- Written instruction A -
Write out the records from their first line through the line that contains "систем водоотведения [563,435,817,467]", replacing "table-row" with "grid-row" and leaving everything else unchanged. Give only those lines.

╭─ Quoted text

Materials database

Welcome to the webpage of the materials_db project. materials_db is a light-weight open-source platform for storing and searching chemical compounds and their properties. This platform can help analyze the properties of compounds and find relationships between various properties.

Introduction

Materials_db is an open-source web app with functionalities for adding and searching chemical compounds. The project is in its early development stage, and currently has only the backend. The frontend provides access to search/add APIs, as well as gives an option to populate the database through csv file upload.

Usage

The platform may be accessed either through the front page https://materials-db.herokuapp.com, which provides access to the search/add APIs, or by interacting with the APIs directly, using tools such as Postman or curl. The frontend contains two text fields - for adding and searching materials in the database, and a file upload field for uploading a csv file. Both add/search APIs accept requests formatted as JSON, and there are checks to make sure that the request is correctly formatted and is used for correct purposes. The rest of this section describes the usage of the APIs.

API for adding materials

The add APIs is available at the https://materials-db.herokuapp.com/data/add. It accepts POST requests containing JSON arrays formatted as follows:

[
  {
    "compound": "PbS",
    "properties": [
      {
        "propertyName": "Band gap",
        "propertyValue": "0.41"
      },
      {
        "propertyName": "Color",
        "propertyValue": "Black"
      }
    ]
  }
]

Several compounds can be added at once - just do not forget to separate individual JSON objects by commas:

[
  {
    "compound": "...",
    "properties": "..."
  },
  {
    "compound": "...",
    "properties": "..."
  }
]

There are several rules that must be followed when adding new compounds:

Both compound and properties keys must be present for each of the materials to be added.
The compound must be entered as a proper chemical formula. The platform relies on pyEQL package to parse chemical formulas, so all the rules that apply to that package also apply to materials_db. For example, you should add "H2O" but not "h2o" or "H2o". Also, made-up chemical formulas such as "HeLLoU" won't parse correctly and the platform will complain.
All numerical values such as the value "0.41" for the band gap of PbS above must be entered as strings. The platform will figure out if these strings contain valid floats or integers and will process them appropriately.
Note that the /data/add API checks the input JSON against a schemas['add'] schema, and will complain if the request does not conform to it (or if it is not JSON).

╰─
╭─ Records supplied

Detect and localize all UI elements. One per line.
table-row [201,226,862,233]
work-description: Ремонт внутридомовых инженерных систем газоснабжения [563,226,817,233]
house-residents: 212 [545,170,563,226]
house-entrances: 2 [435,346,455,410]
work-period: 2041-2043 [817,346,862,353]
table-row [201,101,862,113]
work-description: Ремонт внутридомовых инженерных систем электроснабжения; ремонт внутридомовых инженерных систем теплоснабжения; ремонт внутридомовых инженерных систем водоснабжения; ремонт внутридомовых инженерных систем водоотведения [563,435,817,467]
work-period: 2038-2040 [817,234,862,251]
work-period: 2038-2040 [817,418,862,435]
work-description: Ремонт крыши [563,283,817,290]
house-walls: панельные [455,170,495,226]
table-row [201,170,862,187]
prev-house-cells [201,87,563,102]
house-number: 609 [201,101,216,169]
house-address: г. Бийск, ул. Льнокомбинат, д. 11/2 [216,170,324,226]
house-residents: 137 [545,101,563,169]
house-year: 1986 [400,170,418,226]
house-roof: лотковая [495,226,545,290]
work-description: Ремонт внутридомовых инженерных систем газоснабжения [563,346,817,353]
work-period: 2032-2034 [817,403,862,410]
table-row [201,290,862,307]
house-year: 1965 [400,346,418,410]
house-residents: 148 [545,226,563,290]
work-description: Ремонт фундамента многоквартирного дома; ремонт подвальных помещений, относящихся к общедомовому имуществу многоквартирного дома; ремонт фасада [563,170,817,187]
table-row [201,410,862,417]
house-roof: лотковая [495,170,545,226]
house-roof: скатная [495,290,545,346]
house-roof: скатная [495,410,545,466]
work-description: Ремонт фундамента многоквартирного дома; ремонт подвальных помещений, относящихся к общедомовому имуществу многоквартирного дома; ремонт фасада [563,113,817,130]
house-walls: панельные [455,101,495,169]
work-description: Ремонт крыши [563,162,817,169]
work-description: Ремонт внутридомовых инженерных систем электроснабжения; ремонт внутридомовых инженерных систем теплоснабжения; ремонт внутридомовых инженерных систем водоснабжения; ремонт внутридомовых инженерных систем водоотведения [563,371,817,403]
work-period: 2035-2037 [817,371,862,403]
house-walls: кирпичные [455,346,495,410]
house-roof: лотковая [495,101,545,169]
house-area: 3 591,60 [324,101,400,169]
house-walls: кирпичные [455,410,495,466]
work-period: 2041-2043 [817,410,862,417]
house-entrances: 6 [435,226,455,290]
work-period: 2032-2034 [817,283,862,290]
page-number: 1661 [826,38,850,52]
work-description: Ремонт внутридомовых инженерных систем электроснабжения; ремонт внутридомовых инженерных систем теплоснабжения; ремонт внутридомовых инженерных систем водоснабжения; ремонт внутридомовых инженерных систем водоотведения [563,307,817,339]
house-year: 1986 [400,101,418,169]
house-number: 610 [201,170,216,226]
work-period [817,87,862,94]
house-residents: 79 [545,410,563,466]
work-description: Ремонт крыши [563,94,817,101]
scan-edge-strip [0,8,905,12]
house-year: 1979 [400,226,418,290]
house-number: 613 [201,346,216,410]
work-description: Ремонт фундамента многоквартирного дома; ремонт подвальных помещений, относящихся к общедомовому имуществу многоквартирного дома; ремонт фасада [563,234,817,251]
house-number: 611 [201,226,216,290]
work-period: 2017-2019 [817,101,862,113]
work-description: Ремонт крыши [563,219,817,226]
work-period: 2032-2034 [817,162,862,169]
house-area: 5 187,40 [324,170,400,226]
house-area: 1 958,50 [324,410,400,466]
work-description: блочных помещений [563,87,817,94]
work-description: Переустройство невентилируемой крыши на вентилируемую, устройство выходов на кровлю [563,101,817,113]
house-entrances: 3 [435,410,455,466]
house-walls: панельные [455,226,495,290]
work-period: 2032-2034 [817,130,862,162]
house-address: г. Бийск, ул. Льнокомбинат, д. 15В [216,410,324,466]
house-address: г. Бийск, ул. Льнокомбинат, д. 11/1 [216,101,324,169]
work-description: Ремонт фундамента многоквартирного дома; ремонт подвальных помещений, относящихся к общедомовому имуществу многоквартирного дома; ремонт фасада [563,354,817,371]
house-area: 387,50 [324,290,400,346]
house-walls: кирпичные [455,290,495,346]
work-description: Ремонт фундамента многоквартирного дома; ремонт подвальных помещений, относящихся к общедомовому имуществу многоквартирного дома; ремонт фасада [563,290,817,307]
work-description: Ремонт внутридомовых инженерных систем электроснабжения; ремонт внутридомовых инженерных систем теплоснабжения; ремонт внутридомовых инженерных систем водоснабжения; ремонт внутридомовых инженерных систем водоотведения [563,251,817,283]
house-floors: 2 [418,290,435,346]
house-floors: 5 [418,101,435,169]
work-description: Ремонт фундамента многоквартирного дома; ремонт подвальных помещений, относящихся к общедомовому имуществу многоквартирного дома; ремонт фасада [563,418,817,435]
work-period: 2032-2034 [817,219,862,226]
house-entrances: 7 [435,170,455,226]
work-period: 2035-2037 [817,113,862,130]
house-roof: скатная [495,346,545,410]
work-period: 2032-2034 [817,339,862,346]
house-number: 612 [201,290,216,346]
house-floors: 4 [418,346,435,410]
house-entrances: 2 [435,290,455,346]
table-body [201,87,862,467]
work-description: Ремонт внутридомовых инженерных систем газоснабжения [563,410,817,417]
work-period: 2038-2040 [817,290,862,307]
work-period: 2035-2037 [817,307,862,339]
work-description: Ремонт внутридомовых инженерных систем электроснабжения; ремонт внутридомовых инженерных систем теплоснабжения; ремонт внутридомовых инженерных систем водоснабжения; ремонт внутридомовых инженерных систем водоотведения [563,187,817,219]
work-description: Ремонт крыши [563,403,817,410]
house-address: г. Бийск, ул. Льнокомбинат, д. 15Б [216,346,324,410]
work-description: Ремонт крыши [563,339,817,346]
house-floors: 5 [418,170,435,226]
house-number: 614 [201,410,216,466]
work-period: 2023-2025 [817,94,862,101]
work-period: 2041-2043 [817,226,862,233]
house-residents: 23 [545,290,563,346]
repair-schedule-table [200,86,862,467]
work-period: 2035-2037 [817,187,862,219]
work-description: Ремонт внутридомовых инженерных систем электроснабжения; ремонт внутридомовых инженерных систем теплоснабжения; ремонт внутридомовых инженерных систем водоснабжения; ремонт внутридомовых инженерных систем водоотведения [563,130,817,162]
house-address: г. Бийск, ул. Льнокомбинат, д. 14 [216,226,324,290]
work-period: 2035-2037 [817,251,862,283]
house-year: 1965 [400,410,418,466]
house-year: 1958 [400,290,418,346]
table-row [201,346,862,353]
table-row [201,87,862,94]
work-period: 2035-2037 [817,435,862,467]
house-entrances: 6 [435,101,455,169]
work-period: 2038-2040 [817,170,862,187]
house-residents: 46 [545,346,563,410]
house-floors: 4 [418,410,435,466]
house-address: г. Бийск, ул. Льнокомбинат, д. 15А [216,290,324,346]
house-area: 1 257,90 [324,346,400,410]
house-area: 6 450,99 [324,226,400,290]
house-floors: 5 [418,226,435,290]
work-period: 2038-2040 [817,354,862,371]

╰─

- Written instruction B -
Extend the materials_db project page from the point where it stops.

- Exercise output A -
Detect and localize all UI elements. One per line.
grid-row [201,226,862,233]
work-description: Ремонт внутридомовых инженерных систем газоснабжения [563,226,817,233]
house-residents: 212 [545,170,563,226]
house-entrances: 2 [435,346,455,410]
work-period: 2041-2043 [817,346,862,353]
grid-row [201,101,862,113]
work-description: Ремонт внутридомовых инженерных систем электроснабжения; ремонт внутридомовых инженерных систем теплоснабжения; ремонт внутридомовых инженерных систем водоснабжения; ремонт внутридомовых инженерных систем водоотведения [563,435,817,467]

- Exercise output B -
API for searching materials

The API for searching materials in the database is available at https://materials-db.herokuapp.com/data/search. It accepts POST requests containing search query JSON:

{
  "search": "element:(Pb AND Se)",
  "properties" : [
    {
      "name" : "gap",
      "value" : "0.2",
      "logic" : "lt"
    },
    {
      "name" : "color",
      "value" : "gray",
      "logic" : "imatch"
    }
  ]
}

The platform is capable of doing full-text Lucene search in the database, using the elasticsearch engine through haystack interface, and it includes additional filters for the compound properties through Django interface. As such, the search consists of two parts - a general full-text search query is associated with the search key, and (optional) one or more filters for the compound properties are associated with the properties key. These two mechanisms of finding the compounds operate differently, so I'll discuss them separately.

Full-text `search` query

Most searches can be done using just one search field:

{
  "search" : "PbS"
}

For instance, if you'd like to find the PbS material that we've just added, you could search for it the way shown above. Since some compounds in the database could be entered as "Pb1S1", it is useful to be able to search over constituent elements:

{
  "search" : "element:Pb AND element:S"
}

This could be written more concisely as element:(Pb AND S).

You can learn more about elasticsearch flavor of Lucene syntax on the Elastic official webpage. It supports all the standard features such as AND, OR, NOT keywords, groupings, wildcards, and regular expressions.

Searching without keywords queries the index made of the compound name, the elements it contains, names of the properties and their values (similar to the format of csv file that can be used to populate the database, but with the addition of element names).

You can (and should) use keywords to make the search more precise. Keywords that can be used are compound, element, group, and period. This also means you can search, for example, for all the A^IVB^VI compounds by entering group:(14 AND 16) into the search field. (The group numbers are stored in the newer CAS format, not IUPAC format.) Groups and periods are determined automatically when a new compound is saved in the database, with the help of pyEQL library.

Additional `properties` filters

After carrying out a full-text search of the compounds in the database, you can narrow down search results by including one or more property filters:

{
  "search": "",
  "properties" : [
    {
      "name" : "density",
      "value" : "1",
      "logic" : ">"
    }
  ]
}

For instance, the search query shown above will return all the materials that have the property called "density" with the value of greater than 1. Again, there are several rules for writing property filter queries:

The properties search query relies on standard Django database API, which does not have Lucene goodies such as AND/OR/NOT logical words, groupings, wildcards, etc.
There must be three fields defined for each property: name, value, and logic. All three should be strings, no floats/integers.
The name is the name of the property. It is used to filter compounds using the icontains QuerySet keyword:

Material.objects.filter(properties__propertyName__icontains='density')

Be careful with the property names - the request shown above would match both "Density" and "Electron density" fields - use more complete property names if needed.

Some properties may be numerical, such as the density or the band gap of the material, while other may be purely textual, for example, the color ("Red") or smell ("Rotten eggs"). Still, the value keyword must be entered as strings - the app will figure out if the property is numerical and will convert it to a float as needed.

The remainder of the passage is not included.